In this study, we introduce a material tactic for fabricating luminescent polymers with comprehensive fluorescence by mechanochemically coupling AIE prefluorophores with generic polymers. We synthesized a series of AIE-active moieties linked to the radical compound 2,2,6,6-tetramethylpiperidine-1-oxyl (TEMPO), which initially demonstrated very weak fluorescence due to intramolecular quenching by the existence of radical moieties. However, when embedded in polymer chains through mechanical milling, they are coupled to macromolecular radicals, resulting in significantly enhanced fluorescence. We evaluated the effects of different AIEgens and polymers, finding tunable absorption and emission across the visible-to-near-infrared spectrum. The AIE-modified polymers suggest applications in stimuli-responsive information storage and encryption display. This methodology circumvents complex chemical synthesis, enabling the direct fabrication of highly emissive fluorescent polymers from readily available polymers and AIE prefluorophores. This research furnishes new perspectives on the design of luminescent polymers and applications in information storage, anticounterfeiting, data encryption, and other advanced technologies, heralding substantial implications for the development of polymer material science.

Goals
(a) Answer these questions about the abstract on luminescent polymers:
(i) To which radical compound are the AIE-active moieties linked?
(ii) By what process are the moieties embedded in polymer chains?
(iii) Across what spectral range were absorption and emission found to be tunable?
(b) Name every application area listed in the last sentence of the abstract on luminescent polymers.
(c) Carry on the abstract on luminescent polymers from the point where it stops.
The entries that come after the abstract on luminescent polymers are separate material and do not belong to it.

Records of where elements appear
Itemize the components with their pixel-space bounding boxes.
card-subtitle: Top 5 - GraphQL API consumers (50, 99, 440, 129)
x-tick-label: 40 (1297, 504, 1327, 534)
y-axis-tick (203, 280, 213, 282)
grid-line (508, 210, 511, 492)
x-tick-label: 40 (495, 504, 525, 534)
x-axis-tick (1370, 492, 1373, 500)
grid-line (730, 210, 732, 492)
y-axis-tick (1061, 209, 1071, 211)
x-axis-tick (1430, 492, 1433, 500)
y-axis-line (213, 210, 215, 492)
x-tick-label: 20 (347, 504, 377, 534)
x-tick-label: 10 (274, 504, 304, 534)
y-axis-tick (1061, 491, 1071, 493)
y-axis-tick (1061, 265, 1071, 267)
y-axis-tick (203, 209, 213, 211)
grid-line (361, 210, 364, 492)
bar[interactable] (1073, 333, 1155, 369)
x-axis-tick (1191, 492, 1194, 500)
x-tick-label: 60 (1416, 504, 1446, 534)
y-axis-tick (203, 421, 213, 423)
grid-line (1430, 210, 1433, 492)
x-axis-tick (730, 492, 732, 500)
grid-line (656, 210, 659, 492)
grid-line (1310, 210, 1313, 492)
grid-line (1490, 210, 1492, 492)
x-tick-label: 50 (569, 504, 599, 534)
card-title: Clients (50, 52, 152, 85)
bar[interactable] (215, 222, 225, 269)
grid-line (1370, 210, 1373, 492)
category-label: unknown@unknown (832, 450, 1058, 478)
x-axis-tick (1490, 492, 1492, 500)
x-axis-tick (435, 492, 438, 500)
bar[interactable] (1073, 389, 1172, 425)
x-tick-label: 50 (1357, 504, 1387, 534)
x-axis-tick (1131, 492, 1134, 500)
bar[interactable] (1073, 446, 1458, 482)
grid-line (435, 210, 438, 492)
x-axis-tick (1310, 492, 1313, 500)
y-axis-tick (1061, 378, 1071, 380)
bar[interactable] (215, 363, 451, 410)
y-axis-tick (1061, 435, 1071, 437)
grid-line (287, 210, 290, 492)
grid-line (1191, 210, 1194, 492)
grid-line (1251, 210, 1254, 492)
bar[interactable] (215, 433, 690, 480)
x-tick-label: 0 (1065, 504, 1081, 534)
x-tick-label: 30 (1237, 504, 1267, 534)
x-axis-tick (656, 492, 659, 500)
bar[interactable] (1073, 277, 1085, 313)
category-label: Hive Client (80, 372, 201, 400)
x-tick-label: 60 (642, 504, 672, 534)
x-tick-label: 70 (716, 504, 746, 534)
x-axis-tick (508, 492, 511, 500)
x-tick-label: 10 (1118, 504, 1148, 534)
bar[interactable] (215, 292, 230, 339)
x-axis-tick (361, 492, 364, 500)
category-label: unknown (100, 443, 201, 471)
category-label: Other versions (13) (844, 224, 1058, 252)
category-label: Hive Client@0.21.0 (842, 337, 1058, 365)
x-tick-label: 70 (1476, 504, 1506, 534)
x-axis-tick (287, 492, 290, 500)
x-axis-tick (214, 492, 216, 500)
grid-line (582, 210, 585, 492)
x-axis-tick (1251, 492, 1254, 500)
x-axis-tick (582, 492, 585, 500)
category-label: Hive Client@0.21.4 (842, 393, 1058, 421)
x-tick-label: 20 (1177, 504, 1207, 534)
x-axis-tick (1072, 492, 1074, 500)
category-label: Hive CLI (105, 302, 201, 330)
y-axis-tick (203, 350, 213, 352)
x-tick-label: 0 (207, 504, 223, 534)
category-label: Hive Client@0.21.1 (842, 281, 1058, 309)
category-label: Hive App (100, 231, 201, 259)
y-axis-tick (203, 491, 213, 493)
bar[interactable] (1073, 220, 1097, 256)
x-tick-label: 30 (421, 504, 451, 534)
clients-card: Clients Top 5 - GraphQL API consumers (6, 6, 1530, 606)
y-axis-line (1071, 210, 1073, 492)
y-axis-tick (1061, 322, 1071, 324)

Responses to the tasks
(a)
(i) 2,2,6,6-tetramethylpiperidine-1-oxyl (TEMPO)
(ii) Mechanical milling
(iii) The visible-to-near-infrared spectrum

(b) Information storage, anticounterfeiting, and data encryption

(c)
Results and Discussion

To achieve materials with emission spanning the entire visible region, a series of AIE prefluorophores with donor–acceptor-π (D-A-π) characteristics were designed (Figure 1a and Scheme S1). The intramolecular charge transfer (ICT) effects of these AIE prefluorophores were carefully modulated by selecting specific donor, acceptor, and π-bridge moieties. The electron-donating groups, such as triphenylamine (TPA) and tetraphenylethylene (TPE) derivatives, were incorporated to confer AIE properties and strong solid-state emission to the molecules. Typical electron-withdrawing building blocks, namely, benzothiadiazole (BT) and naphthothiadiazole (NT), were employed for their established use in organic electronics. The AIE prefluorophores were functionalized with 4-hydroxy-2,2,6,6-tetramethylpiperidine 1-oxyl (TEMPO–OH) through Suzuki coupling, hydrolysis, and Stieglich esterification reactions, aiming to achieve blue (B-tp), green (G-tp), yellow (Y-tp), orange (O-tp), and red (R-tp) emissions. All of the intermediates were confirmed by 1H NMR and 13C NMR (Figures S1–S10). The final products were determined by matrix-assisted laser desorption ionization-time-of-flight (MALDI-TOF) mass spectrometry, and their purity was examined by high-performance liquid chromatography (HPLC) (Figures S11–S16). The radical signals of the obtained AIE prefluorophores are confirmed by electron spin resonance (ESR) spectroscopy. All of the AIE prefluorophores exhibit strong ESR signals, whether in THF solution (Figure 1b) or in the solid state (Figure 1c), which match well with the signals from TEMPO in the literature.53,54 Subsequently, we measured the absorption spectra of the AIE prefluorophores in the solid state. As the ICT increases, the absorption maximum exhibits a gradual red shift, i.e., B-tp, G-tp, Y-tp, O-tp, and R-tp at 386, 413, 427, 484, and 546 nm, respectively (Figure 1d). Interestingly, although all of these AIE prefluorophores have typical AIE moieties, the emissions were very weak, as observed by the naked eye and in the photoluminescence (PL) spectra (Figure 1e).

Figure 1.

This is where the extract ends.